Update the entries from the first line through the line containing "svg-text:ON: ON [645,123,652,128]" by replacing "Localize" with "Locate", and give back only those lines with everything else unchanged.

__Source material__
-- begin --
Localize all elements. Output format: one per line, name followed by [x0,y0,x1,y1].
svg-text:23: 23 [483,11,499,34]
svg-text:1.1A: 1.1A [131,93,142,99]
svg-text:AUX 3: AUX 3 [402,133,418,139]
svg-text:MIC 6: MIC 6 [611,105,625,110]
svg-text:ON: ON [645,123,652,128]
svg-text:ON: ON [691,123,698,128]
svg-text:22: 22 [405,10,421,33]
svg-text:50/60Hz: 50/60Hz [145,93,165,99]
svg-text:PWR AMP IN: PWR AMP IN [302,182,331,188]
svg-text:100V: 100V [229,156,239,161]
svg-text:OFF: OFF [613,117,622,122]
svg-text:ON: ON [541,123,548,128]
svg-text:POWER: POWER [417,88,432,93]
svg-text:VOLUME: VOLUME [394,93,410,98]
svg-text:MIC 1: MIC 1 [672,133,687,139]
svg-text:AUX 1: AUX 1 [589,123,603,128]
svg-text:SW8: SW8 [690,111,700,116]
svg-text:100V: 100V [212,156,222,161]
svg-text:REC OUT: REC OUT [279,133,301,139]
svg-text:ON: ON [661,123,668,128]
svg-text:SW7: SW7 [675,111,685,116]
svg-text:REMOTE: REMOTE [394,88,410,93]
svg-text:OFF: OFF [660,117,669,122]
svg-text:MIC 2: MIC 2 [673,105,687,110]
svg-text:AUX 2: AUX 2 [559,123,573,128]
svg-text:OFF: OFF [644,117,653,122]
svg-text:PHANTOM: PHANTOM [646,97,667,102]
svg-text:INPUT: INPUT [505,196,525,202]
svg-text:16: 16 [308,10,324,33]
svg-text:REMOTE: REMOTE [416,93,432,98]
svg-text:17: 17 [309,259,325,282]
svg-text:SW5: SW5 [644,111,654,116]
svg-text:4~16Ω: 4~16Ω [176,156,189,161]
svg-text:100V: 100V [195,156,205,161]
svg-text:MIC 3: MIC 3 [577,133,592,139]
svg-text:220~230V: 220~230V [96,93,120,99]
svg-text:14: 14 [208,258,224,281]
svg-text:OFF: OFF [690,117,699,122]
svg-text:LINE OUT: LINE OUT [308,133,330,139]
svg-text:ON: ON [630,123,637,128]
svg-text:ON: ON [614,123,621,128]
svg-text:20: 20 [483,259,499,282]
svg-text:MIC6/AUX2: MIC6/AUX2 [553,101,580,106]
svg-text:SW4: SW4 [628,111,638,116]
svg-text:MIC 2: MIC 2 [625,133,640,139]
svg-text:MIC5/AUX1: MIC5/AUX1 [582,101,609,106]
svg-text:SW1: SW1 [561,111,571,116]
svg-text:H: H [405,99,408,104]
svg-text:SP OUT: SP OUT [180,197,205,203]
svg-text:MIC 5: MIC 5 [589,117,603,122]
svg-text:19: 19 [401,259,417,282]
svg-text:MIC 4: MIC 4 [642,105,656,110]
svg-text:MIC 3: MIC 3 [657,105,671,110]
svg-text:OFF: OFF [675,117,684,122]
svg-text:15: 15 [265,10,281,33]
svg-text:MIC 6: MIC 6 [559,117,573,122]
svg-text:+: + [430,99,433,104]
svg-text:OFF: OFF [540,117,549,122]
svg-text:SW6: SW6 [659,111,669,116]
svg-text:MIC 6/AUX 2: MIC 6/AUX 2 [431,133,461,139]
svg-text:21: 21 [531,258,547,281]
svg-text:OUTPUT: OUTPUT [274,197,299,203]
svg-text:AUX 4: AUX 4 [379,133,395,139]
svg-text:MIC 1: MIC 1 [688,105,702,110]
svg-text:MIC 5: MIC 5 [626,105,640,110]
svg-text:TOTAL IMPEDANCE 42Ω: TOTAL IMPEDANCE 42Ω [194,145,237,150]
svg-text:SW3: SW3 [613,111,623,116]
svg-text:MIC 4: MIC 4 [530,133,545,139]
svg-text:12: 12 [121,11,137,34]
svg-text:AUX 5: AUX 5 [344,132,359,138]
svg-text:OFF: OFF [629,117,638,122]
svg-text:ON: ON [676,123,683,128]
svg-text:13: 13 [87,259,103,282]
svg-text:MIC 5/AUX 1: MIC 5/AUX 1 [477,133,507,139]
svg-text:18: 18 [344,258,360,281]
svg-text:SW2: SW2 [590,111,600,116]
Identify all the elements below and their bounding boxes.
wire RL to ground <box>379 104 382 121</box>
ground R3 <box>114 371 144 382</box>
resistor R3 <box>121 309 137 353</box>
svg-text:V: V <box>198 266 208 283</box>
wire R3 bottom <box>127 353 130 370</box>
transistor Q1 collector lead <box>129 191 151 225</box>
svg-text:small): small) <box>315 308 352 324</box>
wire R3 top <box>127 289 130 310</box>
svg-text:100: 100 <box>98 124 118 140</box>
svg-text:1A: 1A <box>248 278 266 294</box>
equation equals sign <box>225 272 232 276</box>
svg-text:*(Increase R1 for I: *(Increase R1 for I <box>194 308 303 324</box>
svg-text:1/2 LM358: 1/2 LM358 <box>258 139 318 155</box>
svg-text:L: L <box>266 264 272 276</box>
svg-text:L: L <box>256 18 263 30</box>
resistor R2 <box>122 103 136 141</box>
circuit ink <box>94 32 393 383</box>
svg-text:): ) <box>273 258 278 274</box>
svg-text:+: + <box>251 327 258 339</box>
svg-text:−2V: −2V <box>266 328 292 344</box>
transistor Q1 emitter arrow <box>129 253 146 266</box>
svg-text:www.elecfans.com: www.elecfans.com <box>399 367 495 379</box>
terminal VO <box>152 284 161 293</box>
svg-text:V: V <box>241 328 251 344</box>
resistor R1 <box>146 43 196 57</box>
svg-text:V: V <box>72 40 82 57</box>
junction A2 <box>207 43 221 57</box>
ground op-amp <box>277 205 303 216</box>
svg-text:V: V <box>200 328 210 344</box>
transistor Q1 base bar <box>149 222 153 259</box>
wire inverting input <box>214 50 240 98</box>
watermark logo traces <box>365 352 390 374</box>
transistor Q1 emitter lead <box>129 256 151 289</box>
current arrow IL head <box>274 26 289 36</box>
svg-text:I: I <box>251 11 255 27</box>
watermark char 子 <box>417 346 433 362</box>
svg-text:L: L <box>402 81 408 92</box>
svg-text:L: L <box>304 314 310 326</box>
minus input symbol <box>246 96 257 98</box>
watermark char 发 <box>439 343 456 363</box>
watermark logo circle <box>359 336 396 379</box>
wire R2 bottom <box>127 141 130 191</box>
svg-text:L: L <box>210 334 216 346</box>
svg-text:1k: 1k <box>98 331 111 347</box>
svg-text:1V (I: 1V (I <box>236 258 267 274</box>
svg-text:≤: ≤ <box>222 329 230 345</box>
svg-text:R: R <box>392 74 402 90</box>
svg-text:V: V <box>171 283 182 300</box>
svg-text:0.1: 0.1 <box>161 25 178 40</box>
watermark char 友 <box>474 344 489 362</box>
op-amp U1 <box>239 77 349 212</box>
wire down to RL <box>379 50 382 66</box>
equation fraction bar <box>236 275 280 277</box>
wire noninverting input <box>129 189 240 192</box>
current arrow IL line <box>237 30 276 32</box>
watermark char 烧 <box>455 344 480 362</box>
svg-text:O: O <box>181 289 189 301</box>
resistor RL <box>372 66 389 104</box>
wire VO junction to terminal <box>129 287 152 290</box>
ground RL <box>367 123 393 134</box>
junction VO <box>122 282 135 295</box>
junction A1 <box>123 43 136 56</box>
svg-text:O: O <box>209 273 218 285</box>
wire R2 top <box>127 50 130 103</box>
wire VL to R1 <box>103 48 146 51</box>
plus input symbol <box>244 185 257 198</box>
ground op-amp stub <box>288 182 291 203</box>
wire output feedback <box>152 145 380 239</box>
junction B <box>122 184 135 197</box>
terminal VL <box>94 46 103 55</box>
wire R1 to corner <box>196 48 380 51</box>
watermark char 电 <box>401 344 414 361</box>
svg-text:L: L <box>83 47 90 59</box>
-- end --
__Solution for this exercise__
Locate all elements. Output format: one per line, name followed by [x0,y0,x1,y1].
svg-text:23: 23 [483,11,499,34]
svg-text:1.1A: 1.1A [131,93,142,99]
svg-text:AUX 3: AUX 3 [402,133,418,139]
svg-text:MIC 6: MIC 6 [611,105,625,110]
svg-text:ON: ON [645,123,652,128]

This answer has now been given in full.